Begin Dataset rows

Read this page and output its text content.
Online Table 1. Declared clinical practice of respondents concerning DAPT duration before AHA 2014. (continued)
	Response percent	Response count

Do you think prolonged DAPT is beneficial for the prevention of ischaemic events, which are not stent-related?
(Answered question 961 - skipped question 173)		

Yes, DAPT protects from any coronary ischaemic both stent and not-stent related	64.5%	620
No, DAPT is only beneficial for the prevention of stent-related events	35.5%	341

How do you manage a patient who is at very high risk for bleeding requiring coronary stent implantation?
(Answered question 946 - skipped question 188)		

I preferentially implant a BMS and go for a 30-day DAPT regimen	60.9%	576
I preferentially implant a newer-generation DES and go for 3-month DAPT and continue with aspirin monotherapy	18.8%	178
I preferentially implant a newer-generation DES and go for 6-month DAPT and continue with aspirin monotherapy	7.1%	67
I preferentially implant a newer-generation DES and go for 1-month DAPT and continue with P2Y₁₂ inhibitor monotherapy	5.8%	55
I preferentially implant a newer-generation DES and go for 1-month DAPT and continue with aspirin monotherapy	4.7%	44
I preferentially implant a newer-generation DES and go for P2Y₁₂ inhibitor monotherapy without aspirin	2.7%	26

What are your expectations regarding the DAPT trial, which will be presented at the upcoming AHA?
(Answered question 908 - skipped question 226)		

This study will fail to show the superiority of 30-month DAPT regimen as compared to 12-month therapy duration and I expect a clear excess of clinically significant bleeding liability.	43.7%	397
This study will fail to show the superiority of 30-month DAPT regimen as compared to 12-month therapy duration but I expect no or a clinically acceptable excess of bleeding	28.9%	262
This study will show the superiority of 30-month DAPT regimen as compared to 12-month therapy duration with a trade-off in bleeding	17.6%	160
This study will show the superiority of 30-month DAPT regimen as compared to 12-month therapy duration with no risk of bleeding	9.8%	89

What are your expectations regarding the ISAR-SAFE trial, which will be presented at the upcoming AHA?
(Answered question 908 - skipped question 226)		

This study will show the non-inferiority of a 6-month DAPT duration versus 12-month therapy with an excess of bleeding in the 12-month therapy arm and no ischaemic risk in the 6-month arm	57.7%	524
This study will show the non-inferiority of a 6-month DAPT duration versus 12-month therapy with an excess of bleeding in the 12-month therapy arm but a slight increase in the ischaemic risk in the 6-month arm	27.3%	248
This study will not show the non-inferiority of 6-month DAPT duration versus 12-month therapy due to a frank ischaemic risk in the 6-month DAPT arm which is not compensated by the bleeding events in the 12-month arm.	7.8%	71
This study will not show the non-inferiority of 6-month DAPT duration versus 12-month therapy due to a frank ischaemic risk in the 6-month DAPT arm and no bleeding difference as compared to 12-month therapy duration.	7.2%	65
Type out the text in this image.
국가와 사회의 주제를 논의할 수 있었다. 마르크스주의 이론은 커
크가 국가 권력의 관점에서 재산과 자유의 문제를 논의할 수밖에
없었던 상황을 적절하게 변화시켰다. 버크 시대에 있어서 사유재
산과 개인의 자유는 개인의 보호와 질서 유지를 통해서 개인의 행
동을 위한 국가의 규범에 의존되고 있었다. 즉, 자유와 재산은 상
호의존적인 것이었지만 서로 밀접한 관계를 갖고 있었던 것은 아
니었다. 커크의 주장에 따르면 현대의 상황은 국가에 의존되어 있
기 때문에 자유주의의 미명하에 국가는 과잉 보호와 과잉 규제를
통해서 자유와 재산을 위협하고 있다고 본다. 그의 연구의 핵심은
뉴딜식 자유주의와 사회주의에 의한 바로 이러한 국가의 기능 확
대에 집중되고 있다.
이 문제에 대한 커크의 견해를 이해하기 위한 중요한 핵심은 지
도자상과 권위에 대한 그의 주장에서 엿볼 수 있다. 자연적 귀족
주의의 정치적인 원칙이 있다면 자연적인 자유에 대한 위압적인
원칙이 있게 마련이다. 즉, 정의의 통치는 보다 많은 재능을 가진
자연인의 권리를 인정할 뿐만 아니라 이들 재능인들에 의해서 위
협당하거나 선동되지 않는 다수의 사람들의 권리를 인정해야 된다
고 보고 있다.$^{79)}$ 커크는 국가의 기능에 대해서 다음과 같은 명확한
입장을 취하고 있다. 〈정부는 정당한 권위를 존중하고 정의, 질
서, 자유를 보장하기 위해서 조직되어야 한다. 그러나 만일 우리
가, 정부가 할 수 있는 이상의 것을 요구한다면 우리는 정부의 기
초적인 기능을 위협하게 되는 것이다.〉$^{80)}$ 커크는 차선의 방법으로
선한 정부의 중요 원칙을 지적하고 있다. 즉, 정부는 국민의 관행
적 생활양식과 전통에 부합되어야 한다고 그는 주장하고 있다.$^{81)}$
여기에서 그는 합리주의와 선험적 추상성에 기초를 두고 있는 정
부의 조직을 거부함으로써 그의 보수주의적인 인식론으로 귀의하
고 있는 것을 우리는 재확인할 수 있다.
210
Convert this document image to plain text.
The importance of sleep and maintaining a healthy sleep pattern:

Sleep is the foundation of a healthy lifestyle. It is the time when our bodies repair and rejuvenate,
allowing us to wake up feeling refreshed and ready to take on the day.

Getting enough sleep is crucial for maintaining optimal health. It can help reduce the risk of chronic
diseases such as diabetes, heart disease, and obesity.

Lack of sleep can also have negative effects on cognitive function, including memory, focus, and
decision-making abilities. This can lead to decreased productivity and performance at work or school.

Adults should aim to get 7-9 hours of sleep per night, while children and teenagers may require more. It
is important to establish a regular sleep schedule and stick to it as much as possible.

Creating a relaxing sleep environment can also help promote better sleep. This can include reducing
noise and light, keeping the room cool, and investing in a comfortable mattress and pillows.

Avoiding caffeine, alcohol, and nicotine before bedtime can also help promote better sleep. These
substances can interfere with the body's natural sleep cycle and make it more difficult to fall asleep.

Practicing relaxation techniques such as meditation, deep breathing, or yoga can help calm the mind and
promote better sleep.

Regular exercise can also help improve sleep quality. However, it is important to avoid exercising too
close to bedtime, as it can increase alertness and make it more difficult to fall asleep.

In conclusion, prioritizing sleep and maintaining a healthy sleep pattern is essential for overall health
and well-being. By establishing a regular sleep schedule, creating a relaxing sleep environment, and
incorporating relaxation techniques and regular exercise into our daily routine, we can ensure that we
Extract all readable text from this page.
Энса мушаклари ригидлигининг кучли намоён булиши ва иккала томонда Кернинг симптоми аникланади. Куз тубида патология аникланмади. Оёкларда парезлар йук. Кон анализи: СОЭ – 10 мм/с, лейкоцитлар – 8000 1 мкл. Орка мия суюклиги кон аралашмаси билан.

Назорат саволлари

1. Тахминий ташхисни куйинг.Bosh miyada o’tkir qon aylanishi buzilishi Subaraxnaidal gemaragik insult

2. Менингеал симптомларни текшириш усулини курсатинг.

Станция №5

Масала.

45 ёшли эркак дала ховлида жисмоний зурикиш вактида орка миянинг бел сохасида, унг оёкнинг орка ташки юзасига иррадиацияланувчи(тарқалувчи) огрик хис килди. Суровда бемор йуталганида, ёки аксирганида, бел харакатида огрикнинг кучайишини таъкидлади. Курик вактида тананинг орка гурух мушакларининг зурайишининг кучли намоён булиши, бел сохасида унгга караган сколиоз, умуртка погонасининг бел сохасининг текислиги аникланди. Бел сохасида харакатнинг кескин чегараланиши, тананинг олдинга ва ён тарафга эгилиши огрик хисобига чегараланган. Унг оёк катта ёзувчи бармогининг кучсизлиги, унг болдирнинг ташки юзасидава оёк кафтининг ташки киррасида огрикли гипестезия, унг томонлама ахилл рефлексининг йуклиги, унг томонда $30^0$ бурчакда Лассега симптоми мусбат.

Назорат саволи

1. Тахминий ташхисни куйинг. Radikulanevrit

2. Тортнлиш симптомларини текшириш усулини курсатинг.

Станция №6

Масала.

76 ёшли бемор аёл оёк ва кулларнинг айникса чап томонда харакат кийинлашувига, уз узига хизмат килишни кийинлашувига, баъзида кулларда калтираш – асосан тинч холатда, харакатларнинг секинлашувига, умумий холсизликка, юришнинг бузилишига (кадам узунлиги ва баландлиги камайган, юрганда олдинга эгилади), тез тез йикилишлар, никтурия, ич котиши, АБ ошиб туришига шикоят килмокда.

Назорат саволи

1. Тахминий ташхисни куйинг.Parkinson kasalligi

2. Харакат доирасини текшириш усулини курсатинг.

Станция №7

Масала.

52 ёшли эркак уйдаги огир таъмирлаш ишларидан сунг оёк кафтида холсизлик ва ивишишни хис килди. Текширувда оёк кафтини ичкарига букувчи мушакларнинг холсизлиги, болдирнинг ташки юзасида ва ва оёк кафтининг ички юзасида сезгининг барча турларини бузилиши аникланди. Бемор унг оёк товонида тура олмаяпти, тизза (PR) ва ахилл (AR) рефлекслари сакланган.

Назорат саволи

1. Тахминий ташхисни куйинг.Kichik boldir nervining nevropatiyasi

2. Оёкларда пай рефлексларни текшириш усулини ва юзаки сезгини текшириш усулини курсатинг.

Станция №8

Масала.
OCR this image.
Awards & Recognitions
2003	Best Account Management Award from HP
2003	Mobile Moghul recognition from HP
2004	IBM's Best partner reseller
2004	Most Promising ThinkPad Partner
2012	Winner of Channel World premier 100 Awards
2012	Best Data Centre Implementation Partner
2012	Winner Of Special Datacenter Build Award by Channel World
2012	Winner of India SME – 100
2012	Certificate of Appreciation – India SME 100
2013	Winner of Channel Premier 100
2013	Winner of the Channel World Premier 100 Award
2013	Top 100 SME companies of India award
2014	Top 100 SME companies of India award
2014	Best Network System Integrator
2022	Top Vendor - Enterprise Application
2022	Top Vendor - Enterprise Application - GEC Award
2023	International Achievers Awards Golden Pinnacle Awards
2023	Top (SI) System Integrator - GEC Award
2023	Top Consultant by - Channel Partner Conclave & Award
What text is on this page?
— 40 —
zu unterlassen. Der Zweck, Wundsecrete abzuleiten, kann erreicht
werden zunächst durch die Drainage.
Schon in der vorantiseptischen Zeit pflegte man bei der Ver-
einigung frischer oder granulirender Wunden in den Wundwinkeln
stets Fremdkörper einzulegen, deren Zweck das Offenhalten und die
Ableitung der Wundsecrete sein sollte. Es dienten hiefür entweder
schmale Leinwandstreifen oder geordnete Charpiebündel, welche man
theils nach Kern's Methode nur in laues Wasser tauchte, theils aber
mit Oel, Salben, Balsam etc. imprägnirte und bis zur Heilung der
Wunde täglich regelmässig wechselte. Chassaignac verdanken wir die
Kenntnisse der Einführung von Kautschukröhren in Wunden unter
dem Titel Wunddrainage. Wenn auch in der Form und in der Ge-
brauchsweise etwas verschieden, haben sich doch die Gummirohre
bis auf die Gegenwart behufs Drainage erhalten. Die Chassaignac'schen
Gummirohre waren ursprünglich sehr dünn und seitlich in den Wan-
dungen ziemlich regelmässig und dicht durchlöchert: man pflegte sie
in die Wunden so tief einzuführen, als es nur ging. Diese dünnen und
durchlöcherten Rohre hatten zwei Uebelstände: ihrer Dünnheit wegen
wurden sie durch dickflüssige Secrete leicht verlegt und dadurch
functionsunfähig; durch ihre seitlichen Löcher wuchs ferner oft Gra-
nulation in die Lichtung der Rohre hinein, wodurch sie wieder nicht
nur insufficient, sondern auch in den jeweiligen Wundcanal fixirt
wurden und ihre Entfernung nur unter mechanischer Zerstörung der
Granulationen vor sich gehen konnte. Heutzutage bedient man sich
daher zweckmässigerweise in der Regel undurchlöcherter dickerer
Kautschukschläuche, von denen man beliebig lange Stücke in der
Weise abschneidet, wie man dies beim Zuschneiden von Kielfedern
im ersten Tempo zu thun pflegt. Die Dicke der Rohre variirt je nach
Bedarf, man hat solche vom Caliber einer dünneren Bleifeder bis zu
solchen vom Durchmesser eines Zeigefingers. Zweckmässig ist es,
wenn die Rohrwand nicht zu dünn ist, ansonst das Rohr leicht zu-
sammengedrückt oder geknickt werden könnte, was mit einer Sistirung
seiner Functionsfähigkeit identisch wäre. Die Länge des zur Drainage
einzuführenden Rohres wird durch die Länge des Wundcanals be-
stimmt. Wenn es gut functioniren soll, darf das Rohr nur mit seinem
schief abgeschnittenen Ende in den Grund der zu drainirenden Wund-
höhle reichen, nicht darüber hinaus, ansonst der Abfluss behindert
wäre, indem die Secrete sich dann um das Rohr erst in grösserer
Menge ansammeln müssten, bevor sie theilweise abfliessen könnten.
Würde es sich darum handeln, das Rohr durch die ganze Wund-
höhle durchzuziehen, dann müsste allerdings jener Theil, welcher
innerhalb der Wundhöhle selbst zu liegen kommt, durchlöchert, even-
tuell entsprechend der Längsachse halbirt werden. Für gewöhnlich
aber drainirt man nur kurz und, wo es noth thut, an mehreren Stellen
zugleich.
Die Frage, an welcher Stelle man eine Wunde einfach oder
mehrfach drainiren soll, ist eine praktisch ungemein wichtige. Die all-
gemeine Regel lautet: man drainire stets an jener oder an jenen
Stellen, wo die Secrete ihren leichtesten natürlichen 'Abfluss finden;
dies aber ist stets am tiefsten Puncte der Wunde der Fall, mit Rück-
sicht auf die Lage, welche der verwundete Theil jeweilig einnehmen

End Dataset rows

■ **Task prompt**
Report each line in the preceding entries that holds the string "System".

■ **Task answer**
2014	Best Network System Integrator
2023	Top (SI) System Integrator - GEC Award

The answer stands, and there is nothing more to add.